_Goal of the exercise_.
Copy out all of the material exactly.

━━ Extracted information ━━

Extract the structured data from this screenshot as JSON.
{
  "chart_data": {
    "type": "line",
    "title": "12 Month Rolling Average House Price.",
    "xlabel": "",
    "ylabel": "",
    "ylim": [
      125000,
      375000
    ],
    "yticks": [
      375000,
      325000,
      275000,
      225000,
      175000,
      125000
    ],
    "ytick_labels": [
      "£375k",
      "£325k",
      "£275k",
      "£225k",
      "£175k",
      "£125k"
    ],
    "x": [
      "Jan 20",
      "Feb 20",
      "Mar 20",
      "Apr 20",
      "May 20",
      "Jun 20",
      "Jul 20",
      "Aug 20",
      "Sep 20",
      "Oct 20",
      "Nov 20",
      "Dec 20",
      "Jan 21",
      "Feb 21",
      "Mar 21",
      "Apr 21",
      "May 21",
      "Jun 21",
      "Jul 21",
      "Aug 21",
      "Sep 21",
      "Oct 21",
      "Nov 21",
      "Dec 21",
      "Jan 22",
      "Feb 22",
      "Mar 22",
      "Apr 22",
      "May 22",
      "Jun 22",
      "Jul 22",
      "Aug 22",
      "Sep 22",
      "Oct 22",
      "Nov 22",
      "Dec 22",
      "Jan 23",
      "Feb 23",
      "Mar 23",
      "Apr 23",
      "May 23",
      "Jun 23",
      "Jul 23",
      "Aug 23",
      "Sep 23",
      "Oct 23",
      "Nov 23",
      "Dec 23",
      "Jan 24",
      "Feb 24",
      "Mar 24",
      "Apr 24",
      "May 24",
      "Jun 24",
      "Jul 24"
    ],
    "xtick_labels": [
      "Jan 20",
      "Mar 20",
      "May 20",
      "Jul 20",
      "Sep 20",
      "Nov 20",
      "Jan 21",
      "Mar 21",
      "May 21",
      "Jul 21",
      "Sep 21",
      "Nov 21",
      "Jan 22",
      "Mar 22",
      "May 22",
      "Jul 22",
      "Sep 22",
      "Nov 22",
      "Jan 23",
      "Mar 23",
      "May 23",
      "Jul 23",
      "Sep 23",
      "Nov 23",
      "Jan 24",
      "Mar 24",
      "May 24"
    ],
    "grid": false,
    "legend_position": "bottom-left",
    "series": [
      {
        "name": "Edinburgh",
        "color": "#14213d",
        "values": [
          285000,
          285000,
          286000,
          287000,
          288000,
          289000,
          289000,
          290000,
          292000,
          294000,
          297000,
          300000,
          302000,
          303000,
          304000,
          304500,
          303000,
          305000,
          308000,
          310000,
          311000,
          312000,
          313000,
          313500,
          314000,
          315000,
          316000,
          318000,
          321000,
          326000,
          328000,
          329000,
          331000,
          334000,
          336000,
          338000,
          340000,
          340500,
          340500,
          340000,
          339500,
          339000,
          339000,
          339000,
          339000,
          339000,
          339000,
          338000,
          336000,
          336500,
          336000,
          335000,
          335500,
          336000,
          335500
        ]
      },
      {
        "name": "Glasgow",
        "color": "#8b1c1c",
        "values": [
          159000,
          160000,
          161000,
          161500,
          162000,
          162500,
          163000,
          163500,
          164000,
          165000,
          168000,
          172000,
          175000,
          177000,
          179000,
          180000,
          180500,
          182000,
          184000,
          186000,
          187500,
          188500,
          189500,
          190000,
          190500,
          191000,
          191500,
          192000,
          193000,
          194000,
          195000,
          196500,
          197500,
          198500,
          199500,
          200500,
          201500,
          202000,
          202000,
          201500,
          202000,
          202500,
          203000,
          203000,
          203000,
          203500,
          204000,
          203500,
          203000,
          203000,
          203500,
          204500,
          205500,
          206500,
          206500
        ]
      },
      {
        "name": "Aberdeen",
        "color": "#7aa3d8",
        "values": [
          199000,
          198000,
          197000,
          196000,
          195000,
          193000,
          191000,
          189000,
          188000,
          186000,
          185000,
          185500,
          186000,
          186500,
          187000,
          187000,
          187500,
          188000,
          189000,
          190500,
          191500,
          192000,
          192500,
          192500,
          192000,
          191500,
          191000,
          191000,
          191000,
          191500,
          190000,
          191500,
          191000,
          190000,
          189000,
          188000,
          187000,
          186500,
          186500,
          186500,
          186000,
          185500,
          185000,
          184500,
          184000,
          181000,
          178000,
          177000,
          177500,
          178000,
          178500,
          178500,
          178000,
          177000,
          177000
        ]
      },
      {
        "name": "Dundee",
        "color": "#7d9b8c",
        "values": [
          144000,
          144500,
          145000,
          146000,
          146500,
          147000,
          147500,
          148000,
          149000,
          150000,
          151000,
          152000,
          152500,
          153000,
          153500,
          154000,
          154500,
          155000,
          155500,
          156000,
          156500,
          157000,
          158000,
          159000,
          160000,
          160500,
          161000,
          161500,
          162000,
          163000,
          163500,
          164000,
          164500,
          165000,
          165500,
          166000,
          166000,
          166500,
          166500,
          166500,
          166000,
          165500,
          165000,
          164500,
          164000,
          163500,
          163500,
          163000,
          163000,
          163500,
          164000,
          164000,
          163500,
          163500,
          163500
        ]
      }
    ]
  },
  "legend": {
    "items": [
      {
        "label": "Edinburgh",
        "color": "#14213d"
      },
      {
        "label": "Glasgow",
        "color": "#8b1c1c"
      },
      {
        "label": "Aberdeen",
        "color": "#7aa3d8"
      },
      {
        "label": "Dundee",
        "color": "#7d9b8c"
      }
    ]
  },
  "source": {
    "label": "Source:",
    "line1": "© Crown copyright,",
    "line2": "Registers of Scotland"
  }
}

━━━

_Solution_.
Extract the structured data from this screenshot as JSON.
{
  "chart_data": {
    "type": "line",
    "title": "12 Month Rolling Average House Price.",
    "xlabel": "",
    "ylabel": "",
    "ylim": [
      125000,
      375000
    ],
    "yticks": [
      375000,
      325000,
      275000,
      225000,
      175000,
      125000
    ],
    "ytick_labels": [
      "£375k",
      "£325k",
      "£275k",
      "£225k",
      "£175k",
      "£125k"
    ],
    "x": [
      "Jan 20",
      "Feb 20",
      "Mar 20",
      "Apr 20",
      "May 20",
      "Jun 20",
      "Jul 20",
      "Aug 20",
      "Sep 20",
      "Oct 20",
      "Nov 20",
      "Dec 20",
      "Jan 21",
      "Feb 21",
      "Mar 21",
      "Apr 21",
      "May 21",
      "Jun 21",
      "Jul 21",
      "Aug 21",
      "Sep 21",
      "Oct 21",
      "Nov 21",
      "Dec 21",
      "Jan 22",
      "Feb 22",
      "Mar 22",
      "Apr 22",
      "May 22",
      "Jun 22",
      "Jul 22",
      "Aug 22",
      "Sep 22",
      "Oct 22",
      "Nov 22",
      "Dec 22",
      "Jan 23",
      "Feb 23",
      "Mar 23",
      "Apr 23",
      "May 23",
      "Jun 23",
      "Jul 23",
      "Aug 23",
      "Sep 23",
      "Oct 23",
      "Nov 23",
      "Dec 23",
      "Jan 24",
      "Feb 24",
      "Mar 24",
      "Apr 24",
      "May 24",
      "Jun 24",
      "Jul 24"
    ],
    "xtick_labels": [
      "Jan 20",
      "Mar 20",
      "May 20",
      "Jul 20",
      "Sep 20",
      "Nov 20",
      "Jan 21",
      "Mar 21",
      "May 21",
      "Jul 21",
      "Sep 21",
      "Nov 21",
      "Jan 22",
      "Mar 22",
      "May 22",
      "Jul 22",
      "Sep 22",
      "Nov 22",
      "Jan 23",
      "Mar 23",
      "May 23",
      "Jul 23",
      "Sep 23",
      "Nov 23",
      "Jan 24",
      "Mar 24",
      "May 24"
    ],
    "grid": false,
    "legend_position": "bottom-left",
    "series": [
      {
        "name": "Edinburgh",
        "color": "#14213d",
        "values": [
          285000,
          285000,
          286000,
          287000,
          288000,
          289000,
          289000,
          290000,
          292000,
          294000,
          297000,
          300000,
          302000,
          303000,
          304000,
          304500,
          303000,
          305000,
          308000,
          310000,
          311000,
          312000,
          313000,
          313500,
          314000,
          315000,
          316000,
          318000,
          321000,
          326000,
          328000,
          329000,
          331000,
          334000,
          336000,
          338000,
          340000,
          340500,
          340500,
          340000,
          339500,
          339000,
          339000,
          339000,
          339000,
          339000,
          339000,
          338000,
          336000,
          336500,
          336000,
          335000,
          335500,
          336000,
          335500
        ]
      },
      {
        "name": "Glasgow",
        "color": "#8b1c1c",
        "values": [
          159000,
          160000,
          161000,
          161500,
          162000,
          162500,
          163000,
          163500,
          164000,
          165000,
          168000,
          172000,
          175000,
          177000,
          179000,
          180000,
          180500,
          182000,
          184000,
          186000,
          187500,
          188500,
          189500,
          190000,
          190500,
          191000,
          191500,
          192000,
          193000,
          194000,
          195000,
          196500,
          197500,
          198500,
          199500,
          200500,
          201500,
          202000,
          202000,
          201500,
          202000,
          202500,
          203000,
          203000,
          203000,
          203500,
          204000,
          203500,
          203000,
          203000,
          203500,
          204500,
          205500,
          206500,
          206500
        ]
      },
      {
        "name": "Aberdeen",
        "color": "#7aa3d8",
        "values": [
          199000,
          198000,
          197000,
          196000,
          195000,
          193000,
          191000,
          189000,
          188000,
          186000,
          185000,
          185500,
          186000,
          186500,
          187000,
          187000,
          187500,
          188000,
          189000,
          190500,
          191500,
          192000,
          192500,
          192500,
          192000,
          191500,
          191000,
          191000,
          191000,
          191500,
          190000,
          191500,
          191000,
          190000,
          189000,
          188000,
          187000,
          186500,
          186500,
          186500,
          186000,
          185500,
          185000,
          184500,
          184000,
          181000,
          178000,
          177000,
          177500,
          178000,
          178500,
          178500,
          178000,
          177000,
          177000
        ]
      },
      {
        "name": "Dundee",
        "color": "#7d9b8c",
        "values": [
          144000,
          144500,
          145000,
          146000,
          146500,
          147000,
          147500,
          148000,
          149000,
          150000,
          151000,
          152000,
          152500,
          153000,
          153500,
          154000,
          154500,
          155000,
          155500,
          156000,
          156500,
          157000,
          158000,
          159000,
          160000,
          160500,
          161000,
          161500,
          162000,
          163000,
          163500,
          164000,
          164500,
          165000,
          165500,
          166000,
          166000,
          166500,
          166500,
          166500,
          166000,
          165500,
          165000,
          164500,
          164000,
          163500,
          163500,
          163000,
          163000,
          163500,
          164000,
          164000,
          163500,
          163500,
          163500
        ]
      }
    ]
  },
  "legend": {
    "items": [
      {
        "label": "Edinburgh",
        "color": "#14213d"
      },
      {
        "label": "Glasgow",
        "color": "#8b1c1c"
      },
      {
        "label": "Aberdeen",
        "color": "#7aa3d8"
      },
      {
        "label": "Dundee",
        "color": "#7d9b8c"
      }
    ]
  },
  "source": {
    "label": "Source:",
    "line1": "© Crown copyright,",
    "line2": "Registers of Scotland"
  }
}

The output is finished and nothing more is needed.